_Written request_
Copy the listing word for word, starting at its first line and ending with the line that contains "refresh-icon[interactable]: ↻ <box>2396".

Layout annotation records
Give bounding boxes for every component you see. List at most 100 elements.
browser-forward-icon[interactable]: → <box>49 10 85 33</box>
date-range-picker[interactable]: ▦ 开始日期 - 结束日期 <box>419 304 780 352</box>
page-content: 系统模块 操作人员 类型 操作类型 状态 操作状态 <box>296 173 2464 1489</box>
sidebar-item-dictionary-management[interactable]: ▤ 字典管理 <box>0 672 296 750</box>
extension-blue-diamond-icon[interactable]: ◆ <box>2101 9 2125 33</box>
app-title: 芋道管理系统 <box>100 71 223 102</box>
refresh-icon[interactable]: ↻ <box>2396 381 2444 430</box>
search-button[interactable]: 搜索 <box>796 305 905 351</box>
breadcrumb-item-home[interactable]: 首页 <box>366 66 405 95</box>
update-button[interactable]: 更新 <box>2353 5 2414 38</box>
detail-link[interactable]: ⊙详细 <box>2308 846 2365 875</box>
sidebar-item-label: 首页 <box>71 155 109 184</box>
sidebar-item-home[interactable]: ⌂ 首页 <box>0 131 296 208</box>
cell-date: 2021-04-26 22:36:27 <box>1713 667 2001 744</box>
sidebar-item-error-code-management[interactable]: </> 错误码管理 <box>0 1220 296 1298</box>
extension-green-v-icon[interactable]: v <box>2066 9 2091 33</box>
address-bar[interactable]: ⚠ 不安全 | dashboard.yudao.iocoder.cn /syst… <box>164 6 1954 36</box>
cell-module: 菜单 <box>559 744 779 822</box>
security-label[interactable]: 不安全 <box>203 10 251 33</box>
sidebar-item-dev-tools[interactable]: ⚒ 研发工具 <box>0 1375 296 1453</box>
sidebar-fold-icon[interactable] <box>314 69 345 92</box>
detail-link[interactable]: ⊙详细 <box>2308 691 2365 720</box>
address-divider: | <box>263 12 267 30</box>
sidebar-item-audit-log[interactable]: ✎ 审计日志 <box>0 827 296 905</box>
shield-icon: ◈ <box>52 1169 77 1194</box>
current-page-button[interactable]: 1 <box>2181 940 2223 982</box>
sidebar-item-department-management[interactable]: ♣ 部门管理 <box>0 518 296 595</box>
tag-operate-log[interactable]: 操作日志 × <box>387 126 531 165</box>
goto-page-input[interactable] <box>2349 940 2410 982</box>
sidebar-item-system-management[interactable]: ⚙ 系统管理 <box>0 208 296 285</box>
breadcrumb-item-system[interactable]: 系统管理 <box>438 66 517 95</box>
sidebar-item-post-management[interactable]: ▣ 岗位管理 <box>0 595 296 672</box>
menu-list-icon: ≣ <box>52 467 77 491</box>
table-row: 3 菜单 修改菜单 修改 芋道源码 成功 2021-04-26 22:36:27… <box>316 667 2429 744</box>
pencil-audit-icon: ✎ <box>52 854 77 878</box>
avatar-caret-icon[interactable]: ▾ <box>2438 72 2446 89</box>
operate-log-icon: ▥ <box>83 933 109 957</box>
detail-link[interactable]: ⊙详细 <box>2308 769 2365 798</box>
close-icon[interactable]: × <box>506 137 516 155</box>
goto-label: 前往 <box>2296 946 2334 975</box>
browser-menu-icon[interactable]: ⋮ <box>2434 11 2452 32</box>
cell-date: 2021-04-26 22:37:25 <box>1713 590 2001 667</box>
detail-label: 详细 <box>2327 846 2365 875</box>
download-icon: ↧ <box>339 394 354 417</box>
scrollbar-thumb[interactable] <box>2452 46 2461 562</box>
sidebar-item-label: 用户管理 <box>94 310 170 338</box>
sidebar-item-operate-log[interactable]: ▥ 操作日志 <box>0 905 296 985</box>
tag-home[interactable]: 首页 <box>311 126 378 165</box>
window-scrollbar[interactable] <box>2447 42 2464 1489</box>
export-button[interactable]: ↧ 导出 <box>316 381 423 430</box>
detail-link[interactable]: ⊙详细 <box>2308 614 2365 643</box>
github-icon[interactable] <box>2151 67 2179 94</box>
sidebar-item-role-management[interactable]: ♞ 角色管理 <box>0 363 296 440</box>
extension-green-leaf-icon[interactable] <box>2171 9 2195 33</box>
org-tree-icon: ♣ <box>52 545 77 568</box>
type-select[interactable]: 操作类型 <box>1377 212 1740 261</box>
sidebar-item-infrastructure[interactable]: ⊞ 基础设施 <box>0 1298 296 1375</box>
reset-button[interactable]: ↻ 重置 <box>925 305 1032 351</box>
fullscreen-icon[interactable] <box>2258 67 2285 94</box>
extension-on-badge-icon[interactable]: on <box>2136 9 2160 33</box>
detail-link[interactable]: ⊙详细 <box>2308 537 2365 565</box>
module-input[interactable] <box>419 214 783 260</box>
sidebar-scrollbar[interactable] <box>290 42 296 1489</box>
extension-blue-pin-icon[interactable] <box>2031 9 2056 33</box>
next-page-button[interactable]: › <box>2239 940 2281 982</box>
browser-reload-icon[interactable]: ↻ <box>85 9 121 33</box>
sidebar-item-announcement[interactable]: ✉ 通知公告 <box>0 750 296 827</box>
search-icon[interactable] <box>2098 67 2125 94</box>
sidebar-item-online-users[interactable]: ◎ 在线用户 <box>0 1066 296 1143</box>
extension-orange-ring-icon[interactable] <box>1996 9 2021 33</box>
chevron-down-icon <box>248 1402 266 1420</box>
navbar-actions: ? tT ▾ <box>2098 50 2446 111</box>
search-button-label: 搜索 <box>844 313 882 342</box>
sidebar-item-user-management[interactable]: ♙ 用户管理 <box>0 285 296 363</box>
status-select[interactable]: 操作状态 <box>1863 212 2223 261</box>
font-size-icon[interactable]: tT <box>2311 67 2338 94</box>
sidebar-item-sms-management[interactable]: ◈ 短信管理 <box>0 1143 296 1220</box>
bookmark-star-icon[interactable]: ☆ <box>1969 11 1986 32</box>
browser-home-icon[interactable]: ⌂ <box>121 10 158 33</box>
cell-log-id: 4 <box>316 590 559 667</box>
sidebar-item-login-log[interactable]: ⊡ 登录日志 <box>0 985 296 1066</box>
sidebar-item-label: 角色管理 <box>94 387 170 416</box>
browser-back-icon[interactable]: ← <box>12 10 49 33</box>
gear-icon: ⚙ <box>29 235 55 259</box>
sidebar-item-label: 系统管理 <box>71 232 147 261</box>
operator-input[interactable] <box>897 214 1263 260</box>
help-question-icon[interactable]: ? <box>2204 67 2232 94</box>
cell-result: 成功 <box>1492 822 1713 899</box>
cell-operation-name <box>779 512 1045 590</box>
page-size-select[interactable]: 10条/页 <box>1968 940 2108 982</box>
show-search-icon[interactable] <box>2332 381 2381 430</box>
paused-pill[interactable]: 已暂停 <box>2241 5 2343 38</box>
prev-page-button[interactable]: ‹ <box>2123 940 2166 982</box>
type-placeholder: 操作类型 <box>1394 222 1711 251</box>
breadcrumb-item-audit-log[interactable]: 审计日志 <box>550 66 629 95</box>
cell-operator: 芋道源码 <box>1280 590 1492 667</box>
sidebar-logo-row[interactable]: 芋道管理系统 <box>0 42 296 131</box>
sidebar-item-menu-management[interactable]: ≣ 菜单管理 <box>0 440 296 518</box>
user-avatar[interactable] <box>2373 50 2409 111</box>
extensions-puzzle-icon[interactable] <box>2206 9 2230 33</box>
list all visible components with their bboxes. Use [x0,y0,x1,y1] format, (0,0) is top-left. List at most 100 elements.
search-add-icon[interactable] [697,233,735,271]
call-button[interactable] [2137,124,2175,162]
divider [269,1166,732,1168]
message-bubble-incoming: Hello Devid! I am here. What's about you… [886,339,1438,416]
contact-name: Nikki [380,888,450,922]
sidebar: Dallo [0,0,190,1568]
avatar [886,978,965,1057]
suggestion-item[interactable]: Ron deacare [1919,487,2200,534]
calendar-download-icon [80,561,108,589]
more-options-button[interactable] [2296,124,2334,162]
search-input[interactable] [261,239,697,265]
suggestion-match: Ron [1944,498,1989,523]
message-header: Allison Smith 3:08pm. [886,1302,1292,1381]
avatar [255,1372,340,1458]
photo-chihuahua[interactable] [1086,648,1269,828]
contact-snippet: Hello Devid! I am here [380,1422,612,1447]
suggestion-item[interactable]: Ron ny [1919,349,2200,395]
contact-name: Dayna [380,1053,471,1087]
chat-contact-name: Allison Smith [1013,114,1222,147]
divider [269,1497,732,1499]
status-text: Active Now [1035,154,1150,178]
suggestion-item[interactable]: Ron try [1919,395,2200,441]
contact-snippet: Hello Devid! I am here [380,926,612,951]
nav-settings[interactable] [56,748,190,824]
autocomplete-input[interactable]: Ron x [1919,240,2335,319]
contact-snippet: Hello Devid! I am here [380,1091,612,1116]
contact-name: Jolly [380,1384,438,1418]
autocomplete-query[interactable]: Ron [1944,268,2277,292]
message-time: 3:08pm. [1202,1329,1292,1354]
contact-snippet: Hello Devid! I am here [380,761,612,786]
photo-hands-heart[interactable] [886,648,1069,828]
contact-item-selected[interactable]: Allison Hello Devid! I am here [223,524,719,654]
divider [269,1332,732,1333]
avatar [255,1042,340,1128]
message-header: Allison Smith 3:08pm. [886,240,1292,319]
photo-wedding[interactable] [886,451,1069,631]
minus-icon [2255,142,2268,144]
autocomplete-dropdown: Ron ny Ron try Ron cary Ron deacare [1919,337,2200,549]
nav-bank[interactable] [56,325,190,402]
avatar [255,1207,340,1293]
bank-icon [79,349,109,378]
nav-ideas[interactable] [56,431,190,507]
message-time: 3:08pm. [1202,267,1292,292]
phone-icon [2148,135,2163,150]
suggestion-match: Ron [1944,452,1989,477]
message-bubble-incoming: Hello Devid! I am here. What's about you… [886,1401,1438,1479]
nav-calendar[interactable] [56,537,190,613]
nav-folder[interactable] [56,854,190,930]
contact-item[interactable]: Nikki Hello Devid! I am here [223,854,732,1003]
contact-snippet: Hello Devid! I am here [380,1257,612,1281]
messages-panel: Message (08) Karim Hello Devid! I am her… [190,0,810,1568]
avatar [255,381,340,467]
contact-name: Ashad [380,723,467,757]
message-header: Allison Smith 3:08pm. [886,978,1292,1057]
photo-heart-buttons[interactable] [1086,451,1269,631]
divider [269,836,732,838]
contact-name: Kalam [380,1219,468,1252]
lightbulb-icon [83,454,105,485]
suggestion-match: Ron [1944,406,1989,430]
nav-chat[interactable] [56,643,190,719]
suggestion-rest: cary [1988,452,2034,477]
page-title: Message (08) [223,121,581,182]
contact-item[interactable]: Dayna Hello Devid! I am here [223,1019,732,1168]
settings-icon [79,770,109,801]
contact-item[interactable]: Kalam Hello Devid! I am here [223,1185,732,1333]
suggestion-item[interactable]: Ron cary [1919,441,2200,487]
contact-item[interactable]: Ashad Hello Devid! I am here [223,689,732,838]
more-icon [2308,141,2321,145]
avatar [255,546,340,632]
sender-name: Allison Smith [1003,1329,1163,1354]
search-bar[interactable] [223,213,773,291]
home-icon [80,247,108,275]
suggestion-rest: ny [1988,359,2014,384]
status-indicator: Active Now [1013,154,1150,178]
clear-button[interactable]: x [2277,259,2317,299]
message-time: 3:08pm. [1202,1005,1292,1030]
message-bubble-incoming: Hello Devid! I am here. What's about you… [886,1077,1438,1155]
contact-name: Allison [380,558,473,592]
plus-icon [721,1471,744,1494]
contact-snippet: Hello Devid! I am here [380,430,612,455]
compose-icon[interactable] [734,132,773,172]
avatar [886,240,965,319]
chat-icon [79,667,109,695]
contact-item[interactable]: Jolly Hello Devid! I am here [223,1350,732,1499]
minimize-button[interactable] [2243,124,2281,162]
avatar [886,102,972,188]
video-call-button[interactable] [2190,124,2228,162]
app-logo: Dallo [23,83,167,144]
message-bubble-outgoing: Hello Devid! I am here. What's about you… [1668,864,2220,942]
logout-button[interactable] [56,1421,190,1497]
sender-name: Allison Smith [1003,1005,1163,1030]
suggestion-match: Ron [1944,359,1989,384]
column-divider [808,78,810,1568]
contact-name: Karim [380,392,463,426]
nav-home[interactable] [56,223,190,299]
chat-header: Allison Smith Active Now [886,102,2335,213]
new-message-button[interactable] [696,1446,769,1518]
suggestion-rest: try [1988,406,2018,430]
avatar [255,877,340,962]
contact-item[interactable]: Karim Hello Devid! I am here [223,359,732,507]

_Task answer_
Give bounding boxes for every component you see. List at most 100 elements.
browser-forward-icon[interactable]: → <box>49 10 85 33</box>
date-range-picker[interactable]: ▦ 开始日期 - 结束日期 <box>419 304 780 352</box>
page-content: 系统模块 操作人员 类型 操作类型 状态 操作状态 <box>296 173 2464 1489</box>
sidebar-item-dictionary-management[interactable]: ▤ 字典管理 <box>0 672 296 750</box>
extension-blue-diamond-icon[interactable]: ◆ <box>2101 9 2125 33</box>
app-title: 芋道管理系统 <box>100 71 223 102</box>
refresh-icon[interactable]: ↻ <box>2396 381 2444 430</box>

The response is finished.